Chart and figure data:
═══

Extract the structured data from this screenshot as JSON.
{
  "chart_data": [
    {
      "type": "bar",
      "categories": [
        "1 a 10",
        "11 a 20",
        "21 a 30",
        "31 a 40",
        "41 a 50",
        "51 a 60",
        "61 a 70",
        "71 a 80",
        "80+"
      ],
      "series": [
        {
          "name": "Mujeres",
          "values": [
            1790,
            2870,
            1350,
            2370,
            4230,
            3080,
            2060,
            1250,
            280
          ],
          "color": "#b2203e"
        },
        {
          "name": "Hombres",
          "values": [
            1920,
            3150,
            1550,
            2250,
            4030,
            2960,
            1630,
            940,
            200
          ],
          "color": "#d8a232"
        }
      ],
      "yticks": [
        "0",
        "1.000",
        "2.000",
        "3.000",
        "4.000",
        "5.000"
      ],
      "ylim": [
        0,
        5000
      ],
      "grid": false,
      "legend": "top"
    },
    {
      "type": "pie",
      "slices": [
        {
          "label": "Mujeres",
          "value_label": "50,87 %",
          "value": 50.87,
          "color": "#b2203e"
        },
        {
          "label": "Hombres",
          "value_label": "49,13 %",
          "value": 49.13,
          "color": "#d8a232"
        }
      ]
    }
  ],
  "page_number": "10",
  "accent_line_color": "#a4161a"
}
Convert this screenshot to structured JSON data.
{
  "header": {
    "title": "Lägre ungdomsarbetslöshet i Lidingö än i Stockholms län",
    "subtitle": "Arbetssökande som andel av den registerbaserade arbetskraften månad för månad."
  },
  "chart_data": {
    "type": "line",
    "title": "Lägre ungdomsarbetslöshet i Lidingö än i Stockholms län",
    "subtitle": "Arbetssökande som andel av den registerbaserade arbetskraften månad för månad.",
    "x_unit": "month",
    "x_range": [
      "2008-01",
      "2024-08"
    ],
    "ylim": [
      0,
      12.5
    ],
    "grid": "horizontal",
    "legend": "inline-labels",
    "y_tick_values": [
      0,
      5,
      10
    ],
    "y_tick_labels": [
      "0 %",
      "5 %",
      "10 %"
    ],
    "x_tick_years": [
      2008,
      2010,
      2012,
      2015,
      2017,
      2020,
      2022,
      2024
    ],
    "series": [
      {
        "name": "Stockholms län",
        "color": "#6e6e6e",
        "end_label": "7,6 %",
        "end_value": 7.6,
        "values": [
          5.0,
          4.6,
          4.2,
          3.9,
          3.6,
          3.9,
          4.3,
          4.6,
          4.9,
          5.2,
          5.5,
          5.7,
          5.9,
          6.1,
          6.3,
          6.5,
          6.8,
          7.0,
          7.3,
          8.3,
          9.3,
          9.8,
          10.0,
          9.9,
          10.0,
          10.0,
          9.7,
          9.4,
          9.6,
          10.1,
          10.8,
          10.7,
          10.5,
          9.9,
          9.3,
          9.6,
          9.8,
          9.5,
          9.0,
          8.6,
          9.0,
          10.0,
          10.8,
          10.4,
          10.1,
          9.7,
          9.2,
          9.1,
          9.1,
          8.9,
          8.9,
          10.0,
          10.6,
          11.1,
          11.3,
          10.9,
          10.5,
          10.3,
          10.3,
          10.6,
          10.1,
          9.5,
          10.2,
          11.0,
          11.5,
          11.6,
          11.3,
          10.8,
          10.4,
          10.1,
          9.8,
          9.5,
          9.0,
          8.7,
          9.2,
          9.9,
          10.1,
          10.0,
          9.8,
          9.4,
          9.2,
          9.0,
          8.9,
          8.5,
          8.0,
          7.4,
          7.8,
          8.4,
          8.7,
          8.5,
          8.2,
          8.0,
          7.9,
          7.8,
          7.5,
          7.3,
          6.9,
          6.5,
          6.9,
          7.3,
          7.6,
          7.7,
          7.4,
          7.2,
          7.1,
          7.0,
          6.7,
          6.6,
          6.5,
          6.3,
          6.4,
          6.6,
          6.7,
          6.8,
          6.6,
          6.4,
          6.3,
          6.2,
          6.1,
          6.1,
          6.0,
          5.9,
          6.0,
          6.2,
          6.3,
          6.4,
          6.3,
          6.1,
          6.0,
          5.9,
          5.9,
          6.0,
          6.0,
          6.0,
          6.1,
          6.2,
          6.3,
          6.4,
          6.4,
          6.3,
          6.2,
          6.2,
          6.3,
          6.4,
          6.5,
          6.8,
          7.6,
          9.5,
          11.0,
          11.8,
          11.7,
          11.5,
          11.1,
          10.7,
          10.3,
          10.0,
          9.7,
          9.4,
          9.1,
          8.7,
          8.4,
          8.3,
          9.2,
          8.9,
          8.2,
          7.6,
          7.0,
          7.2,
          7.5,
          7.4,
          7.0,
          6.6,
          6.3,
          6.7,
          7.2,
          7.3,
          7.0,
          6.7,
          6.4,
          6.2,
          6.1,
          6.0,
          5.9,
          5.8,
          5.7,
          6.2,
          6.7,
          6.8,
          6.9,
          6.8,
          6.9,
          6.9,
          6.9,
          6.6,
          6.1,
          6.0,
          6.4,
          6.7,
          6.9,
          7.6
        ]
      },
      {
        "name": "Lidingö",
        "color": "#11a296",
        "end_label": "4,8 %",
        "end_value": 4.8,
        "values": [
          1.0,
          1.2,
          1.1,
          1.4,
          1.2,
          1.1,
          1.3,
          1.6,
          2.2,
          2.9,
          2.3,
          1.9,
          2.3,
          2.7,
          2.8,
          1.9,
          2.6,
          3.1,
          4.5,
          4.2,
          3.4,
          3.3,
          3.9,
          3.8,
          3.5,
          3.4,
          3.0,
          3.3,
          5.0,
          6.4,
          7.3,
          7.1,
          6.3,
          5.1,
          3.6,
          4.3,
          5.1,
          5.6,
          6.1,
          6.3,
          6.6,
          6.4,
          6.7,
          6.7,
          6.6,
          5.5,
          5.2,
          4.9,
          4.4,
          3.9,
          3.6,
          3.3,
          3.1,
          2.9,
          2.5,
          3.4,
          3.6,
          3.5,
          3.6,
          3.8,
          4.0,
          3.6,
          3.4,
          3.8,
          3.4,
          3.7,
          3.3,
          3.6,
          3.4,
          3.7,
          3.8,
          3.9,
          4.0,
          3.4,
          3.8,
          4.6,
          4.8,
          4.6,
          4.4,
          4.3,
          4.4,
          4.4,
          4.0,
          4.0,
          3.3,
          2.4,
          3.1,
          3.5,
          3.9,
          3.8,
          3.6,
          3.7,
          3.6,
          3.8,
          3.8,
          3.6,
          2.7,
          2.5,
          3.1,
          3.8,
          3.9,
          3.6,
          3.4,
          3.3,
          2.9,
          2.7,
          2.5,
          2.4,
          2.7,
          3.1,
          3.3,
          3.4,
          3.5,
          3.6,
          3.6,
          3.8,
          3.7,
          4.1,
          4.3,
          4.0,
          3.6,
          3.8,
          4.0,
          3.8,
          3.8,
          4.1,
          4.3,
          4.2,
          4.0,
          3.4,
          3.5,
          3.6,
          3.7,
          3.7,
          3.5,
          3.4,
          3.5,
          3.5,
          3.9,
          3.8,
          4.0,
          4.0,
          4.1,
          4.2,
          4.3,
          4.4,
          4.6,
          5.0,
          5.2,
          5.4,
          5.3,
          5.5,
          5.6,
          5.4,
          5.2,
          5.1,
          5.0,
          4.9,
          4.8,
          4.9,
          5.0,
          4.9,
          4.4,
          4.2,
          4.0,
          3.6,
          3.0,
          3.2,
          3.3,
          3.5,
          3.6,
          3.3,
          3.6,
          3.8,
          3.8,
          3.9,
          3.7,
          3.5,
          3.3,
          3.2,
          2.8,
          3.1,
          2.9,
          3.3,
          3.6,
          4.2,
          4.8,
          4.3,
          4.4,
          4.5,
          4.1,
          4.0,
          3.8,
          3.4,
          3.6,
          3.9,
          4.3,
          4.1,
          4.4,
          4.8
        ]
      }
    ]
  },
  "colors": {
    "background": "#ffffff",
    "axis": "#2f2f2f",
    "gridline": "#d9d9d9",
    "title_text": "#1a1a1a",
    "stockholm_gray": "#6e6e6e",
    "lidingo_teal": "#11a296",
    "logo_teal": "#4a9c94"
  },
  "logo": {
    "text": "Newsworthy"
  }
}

═══

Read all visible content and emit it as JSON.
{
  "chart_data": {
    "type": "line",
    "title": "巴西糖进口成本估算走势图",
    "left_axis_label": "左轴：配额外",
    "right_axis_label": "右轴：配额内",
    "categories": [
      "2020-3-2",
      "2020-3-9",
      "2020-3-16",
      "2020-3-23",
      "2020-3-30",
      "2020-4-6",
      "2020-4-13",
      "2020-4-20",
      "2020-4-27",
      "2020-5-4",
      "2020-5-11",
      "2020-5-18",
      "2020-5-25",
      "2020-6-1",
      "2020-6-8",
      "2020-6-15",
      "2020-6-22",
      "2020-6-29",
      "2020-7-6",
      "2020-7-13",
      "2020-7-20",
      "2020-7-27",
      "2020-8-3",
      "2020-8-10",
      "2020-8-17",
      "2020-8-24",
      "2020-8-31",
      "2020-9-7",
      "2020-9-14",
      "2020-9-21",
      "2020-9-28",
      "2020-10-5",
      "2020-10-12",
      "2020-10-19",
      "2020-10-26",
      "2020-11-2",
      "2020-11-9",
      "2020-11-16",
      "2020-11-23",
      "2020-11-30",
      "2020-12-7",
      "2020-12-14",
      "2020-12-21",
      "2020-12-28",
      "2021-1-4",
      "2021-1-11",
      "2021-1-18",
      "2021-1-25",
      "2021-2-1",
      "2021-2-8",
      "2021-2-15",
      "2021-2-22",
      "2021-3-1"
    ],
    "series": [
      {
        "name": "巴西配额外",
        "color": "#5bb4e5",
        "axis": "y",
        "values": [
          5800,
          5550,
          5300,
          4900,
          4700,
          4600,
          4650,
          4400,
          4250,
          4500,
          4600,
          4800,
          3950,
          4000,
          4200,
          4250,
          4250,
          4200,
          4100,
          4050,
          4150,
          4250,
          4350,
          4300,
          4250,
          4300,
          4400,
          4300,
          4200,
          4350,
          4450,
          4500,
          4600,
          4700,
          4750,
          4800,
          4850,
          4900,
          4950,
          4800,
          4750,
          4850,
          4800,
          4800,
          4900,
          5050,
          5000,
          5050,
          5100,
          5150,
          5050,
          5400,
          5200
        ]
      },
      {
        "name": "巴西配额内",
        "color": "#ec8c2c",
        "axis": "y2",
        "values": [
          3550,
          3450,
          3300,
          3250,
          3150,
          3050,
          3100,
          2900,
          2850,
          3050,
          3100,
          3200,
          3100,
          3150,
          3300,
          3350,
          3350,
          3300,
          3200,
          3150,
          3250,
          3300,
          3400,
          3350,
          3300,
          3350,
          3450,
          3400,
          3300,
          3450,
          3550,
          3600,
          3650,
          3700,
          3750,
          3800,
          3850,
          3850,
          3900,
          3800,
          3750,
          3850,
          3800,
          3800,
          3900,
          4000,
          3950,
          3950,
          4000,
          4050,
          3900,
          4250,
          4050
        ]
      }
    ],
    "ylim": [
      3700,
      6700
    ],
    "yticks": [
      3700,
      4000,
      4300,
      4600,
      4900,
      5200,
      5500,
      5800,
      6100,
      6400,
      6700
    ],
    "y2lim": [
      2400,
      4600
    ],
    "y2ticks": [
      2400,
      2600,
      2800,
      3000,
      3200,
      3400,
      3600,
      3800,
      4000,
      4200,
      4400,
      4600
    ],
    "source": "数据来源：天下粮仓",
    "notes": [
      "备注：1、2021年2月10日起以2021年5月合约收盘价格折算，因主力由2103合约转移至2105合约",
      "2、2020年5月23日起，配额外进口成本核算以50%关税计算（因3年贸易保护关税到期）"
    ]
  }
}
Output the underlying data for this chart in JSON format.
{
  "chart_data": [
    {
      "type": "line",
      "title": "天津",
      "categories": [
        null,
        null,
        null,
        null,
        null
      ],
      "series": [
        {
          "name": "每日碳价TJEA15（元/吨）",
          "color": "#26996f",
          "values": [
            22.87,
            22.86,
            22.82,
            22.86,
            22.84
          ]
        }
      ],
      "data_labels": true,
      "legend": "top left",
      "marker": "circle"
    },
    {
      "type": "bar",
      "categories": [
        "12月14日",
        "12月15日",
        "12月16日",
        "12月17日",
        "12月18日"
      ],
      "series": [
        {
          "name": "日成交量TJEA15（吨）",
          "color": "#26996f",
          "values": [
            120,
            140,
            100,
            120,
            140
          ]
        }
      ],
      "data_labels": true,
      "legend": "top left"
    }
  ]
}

═══

Among the lines of the records above, count those holding the string "månad", and report only the number.

2